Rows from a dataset
-- begin --

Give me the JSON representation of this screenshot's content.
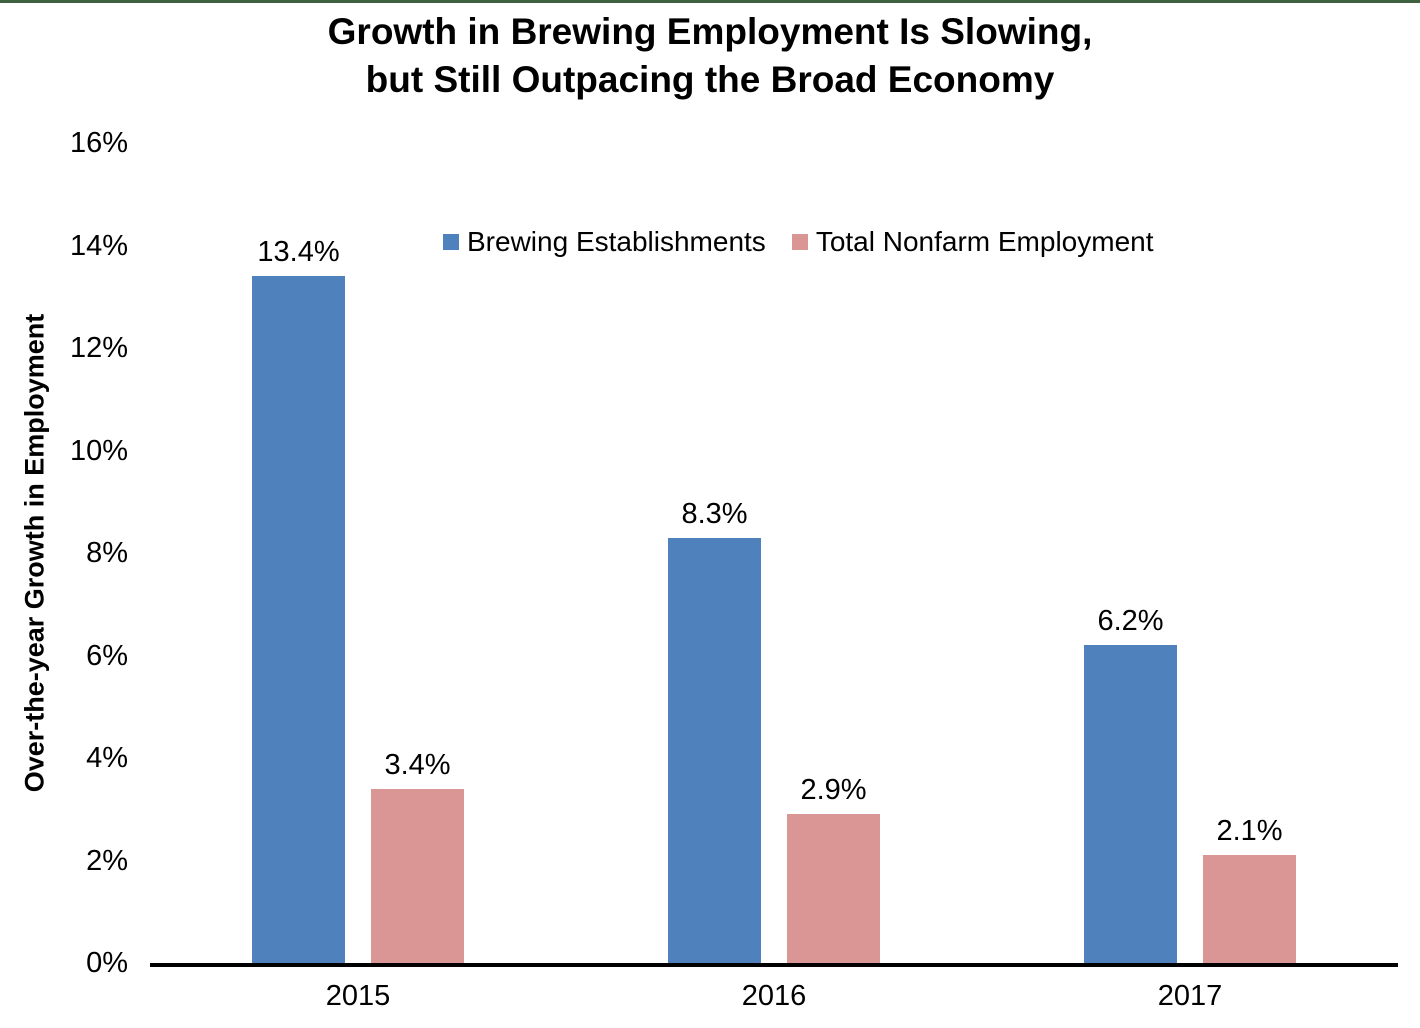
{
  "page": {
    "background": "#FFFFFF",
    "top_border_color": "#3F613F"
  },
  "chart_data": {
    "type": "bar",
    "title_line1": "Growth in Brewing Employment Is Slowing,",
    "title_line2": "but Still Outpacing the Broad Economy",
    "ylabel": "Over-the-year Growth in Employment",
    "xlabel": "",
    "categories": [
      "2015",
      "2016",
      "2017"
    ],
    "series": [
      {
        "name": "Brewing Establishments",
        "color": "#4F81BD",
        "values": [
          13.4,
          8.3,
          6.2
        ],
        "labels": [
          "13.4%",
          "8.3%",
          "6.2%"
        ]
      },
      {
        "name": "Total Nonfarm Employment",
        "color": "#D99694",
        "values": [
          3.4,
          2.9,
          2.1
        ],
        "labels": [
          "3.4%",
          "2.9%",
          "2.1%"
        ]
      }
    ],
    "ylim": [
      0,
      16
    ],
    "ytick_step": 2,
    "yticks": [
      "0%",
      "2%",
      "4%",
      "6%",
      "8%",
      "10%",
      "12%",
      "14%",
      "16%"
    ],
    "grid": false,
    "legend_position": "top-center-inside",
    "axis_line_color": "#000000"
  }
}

-- end --
-- begin --

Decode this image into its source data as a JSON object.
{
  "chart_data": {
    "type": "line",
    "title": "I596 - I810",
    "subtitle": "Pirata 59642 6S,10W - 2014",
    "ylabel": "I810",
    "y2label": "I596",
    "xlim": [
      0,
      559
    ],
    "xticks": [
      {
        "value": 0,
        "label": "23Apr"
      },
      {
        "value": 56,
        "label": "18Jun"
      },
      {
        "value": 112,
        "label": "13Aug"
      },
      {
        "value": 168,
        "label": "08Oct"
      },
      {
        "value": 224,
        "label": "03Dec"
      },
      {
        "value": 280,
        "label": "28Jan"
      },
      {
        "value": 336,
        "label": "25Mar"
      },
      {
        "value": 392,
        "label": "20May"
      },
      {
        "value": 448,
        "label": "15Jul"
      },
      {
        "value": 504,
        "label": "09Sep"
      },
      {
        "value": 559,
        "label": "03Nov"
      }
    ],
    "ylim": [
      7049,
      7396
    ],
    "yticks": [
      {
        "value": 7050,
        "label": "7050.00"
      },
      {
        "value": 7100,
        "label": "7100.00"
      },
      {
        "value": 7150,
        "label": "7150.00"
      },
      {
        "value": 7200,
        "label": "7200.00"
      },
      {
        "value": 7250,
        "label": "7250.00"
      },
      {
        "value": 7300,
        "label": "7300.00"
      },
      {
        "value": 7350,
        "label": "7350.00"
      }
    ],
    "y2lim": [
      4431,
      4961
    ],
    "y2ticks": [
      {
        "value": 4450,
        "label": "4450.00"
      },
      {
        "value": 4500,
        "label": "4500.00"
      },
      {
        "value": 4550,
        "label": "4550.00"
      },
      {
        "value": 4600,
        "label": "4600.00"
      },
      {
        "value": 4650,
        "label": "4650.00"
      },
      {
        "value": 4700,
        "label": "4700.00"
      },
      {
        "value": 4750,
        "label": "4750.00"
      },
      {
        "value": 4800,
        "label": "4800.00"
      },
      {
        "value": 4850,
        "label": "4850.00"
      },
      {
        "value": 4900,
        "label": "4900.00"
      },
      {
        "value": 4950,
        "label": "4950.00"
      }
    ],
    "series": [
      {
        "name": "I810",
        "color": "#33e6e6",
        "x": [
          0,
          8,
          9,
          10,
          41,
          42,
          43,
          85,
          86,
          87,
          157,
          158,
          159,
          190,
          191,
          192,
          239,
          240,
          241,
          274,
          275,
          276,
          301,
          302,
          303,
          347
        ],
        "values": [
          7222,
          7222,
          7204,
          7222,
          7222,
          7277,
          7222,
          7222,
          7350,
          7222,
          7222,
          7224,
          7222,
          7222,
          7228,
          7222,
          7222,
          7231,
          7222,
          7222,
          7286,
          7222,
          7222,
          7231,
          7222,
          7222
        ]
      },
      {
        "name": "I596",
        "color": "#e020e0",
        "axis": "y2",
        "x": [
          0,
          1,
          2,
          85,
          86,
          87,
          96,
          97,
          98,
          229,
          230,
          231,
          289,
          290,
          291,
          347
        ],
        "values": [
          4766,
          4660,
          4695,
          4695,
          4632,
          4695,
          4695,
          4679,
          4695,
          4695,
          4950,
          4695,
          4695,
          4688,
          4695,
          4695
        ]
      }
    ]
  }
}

-- end --
-- begin --

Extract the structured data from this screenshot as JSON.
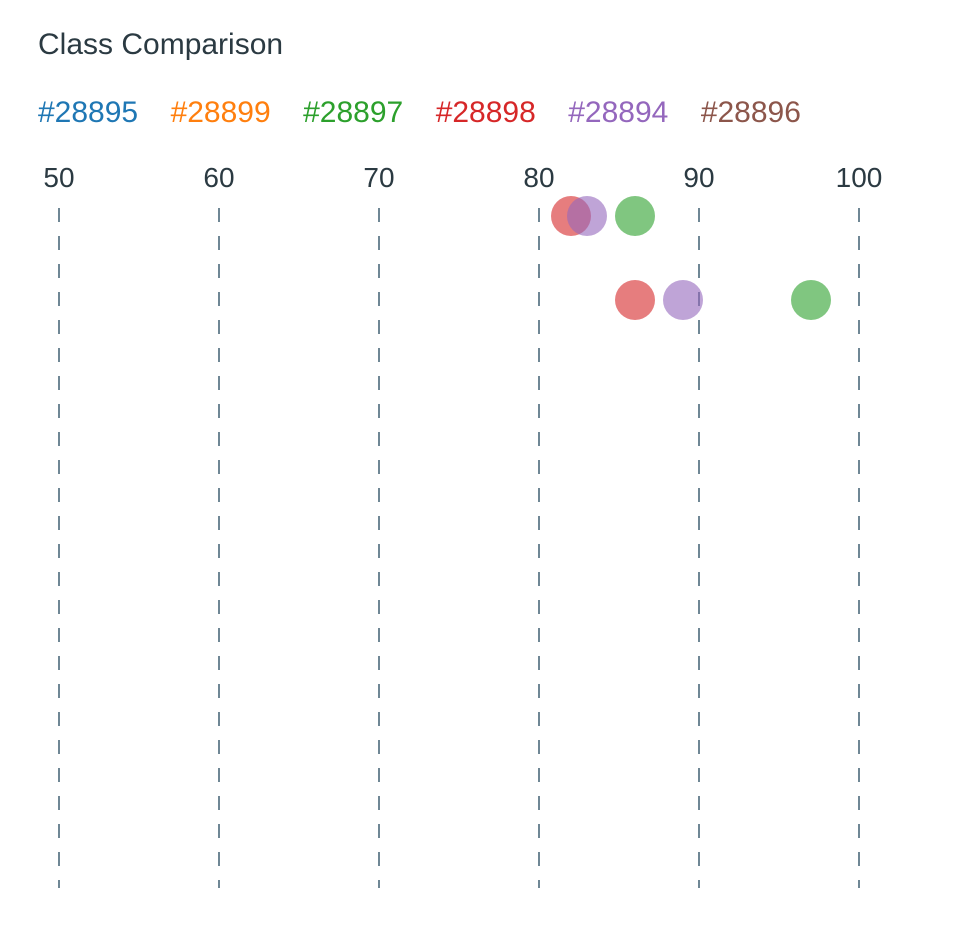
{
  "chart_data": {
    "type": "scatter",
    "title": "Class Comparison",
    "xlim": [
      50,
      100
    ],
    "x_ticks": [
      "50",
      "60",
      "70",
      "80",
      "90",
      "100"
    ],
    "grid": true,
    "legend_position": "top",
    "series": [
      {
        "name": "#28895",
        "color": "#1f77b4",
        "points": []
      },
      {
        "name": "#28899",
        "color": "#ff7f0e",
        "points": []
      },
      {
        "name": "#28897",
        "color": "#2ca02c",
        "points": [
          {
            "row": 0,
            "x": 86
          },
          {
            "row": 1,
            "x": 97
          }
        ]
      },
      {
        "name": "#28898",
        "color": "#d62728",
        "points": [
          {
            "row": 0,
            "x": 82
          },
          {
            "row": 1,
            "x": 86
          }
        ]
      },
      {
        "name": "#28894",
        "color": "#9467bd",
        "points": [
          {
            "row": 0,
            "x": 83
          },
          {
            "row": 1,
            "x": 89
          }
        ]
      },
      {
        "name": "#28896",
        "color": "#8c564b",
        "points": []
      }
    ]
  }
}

-- end --

Check each line of the listing above for the string "Employment", then report only how many lines have it.

Reply >>
3